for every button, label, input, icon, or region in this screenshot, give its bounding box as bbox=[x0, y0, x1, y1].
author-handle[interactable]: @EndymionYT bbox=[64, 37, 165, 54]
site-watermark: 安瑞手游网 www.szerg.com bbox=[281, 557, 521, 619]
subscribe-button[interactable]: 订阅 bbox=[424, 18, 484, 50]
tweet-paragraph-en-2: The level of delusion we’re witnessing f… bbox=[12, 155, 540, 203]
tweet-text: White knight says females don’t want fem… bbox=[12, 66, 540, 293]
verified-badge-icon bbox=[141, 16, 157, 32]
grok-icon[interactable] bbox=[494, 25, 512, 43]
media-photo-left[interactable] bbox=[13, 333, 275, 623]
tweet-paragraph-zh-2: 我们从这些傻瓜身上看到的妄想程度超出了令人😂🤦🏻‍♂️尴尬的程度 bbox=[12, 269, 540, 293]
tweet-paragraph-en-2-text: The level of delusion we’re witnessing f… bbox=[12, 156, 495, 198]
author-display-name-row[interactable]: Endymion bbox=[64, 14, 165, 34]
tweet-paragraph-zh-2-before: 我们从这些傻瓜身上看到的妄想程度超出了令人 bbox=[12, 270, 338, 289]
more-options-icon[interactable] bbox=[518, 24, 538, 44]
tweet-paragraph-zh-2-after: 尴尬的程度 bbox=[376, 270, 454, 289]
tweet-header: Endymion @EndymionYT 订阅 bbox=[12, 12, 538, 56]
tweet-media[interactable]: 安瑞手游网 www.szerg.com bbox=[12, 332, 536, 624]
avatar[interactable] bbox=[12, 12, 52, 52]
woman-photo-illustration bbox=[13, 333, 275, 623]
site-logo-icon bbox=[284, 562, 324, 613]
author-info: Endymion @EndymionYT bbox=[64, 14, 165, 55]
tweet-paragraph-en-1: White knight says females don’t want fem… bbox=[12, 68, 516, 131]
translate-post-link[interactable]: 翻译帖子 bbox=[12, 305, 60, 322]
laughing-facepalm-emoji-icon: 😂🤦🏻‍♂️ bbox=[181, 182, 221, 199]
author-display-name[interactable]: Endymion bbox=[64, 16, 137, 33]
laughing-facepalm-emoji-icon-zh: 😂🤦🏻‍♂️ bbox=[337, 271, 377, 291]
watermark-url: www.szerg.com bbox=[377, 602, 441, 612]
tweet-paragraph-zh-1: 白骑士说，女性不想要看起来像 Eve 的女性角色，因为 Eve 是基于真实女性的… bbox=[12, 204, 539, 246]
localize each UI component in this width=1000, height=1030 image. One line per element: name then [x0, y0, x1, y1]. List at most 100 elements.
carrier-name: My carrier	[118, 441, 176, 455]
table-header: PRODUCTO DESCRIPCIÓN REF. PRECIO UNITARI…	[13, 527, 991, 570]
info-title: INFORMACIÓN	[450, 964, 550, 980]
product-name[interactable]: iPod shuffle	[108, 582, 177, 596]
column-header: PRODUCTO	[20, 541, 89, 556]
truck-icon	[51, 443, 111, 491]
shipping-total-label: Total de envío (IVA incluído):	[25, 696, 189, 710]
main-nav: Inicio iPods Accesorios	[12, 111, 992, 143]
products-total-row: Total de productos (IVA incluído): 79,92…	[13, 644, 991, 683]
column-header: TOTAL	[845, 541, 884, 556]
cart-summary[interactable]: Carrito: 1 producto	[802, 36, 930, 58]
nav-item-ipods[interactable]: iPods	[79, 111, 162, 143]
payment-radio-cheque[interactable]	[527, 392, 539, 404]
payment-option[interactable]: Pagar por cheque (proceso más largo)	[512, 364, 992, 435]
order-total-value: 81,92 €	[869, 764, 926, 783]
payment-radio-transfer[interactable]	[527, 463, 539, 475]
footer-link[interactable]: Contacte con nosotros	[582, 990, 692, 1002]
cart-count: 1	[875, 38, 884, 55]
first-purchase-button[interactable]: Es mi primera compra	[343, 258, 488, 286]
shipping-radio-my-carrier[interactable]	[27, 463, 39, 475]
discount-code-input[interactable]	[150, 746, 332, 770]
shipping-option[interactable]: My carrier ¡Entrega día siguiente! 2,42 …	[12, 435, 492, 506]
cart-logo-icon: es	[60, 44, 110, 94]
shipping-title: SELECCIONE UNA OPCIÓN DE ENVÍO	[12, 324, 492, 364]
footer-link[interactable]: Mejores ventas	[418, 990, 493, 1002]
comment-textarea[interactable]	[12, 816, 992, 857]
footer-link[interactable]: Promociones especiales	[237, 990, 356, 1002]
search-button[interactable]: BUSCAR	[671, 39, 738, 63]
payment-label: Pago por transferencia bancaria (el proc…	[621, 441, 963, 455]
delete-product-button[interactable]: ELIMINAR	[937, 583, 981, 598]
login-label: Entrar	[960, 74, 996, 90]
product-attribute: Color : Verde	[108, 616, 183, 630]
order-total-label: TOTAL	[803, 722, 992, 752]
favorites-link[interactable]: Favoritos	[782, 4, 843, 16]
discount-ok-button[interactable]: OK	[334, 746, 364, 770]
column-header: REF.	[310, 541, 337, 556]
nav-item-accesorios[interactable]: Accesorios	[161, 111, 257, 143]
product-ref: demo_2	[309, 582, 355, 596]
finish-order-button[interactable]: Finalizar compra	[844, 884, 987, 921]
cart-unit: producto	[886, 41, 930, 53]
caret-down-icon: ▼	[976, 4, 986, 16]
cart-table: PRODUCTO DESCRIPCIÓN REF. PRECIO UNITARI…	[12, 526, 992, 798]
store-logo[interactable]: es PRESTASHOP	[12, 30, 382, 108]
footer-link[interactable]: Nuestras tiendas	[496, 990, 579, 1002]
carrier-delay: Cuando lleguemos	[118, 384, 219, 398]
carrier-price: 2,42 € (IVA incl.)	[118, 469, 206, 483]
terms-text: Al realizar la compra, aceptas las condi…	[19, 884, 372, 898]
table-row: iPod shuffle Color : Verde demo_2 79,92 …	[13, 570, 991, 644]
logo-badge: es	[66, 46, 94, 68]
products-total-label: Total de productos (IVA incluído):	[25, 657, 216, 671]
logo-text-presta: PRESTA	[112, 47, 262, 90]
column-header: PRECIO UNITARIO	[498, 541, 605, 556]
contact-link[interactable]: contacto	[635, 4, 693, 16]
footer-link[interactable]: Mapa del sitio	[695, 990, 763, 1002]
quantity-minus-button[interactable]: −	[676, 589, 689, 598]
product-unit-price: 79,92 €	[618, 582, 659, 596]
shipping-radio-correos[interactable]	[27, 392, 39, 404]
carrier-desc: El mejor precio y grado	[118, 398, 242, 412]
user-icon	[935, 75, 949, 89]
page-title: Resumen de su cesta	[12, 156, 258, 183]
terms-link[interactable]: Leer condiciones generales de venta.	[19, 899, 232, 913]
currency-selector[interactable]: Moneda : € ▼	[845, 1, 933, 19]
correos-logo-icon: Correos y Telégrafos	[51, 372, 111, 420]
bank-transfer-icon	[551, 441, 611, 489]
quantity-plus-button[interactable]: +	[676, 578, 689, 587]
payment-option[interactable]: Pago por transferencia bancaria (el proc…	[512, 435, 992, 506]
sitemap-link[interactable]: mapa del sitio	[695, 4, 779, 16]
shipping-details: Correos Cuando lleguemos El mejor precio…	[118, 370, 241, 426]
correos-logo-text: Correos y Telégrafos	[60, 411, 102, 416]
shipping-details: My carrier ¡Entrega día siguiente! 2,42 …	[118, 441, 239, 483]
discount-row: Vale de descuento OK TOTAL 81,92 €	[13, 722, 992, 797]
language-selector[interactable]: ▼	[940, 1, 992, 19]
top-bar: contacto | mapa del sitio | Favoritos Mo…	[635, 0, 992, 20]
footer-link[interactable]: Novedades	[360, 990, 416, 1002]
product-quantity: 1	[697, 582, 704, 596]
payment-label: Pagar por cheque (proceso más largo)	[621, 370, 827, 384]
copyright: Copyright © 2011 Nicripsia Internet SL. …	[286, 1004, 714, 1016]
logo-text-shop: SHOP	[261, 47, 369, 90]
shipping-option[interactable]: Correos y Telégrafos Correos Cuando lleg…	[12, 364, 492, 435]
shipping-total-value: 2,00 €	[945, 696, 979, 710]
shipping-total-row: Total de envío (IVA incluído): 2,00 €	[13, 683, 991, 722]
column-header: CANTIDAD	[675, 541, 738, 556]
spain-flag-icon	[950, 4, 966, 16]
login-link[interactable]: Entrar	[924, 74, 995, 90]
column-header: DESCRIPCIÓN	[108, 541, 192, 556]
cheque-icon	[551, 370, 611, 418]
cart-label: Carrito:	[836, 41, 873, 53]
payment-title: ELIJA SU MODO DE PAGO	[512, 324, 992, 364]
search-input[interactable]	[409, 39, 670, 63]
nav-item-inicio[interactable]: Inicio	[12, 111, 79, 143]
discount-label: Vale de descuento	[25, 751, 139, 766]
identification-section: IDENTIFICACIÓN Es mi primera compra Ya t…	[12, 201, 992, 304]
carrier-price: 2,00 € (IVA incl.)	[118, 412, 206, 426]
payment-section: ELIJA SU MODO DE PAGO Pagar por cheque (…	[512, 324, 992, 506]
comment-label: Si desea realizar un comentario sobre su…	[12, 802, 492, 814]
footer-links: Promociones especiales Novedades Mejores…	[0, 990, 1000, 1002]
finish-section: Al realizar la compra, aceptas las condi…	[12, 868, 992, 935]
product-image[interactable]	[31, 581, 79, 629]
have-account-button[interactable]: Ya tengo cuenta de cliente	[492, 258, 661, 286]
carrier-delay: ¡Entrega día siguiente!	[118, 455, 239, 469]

### Required task
Find each row above that contains the string "value" and copy those rows in full. Case matters.

### Solution to the problem
order-total-value: 81,92 €	[869, 764, 926, 783]
shipping-total-value: 2,00 €	[945, 696, 979, 710]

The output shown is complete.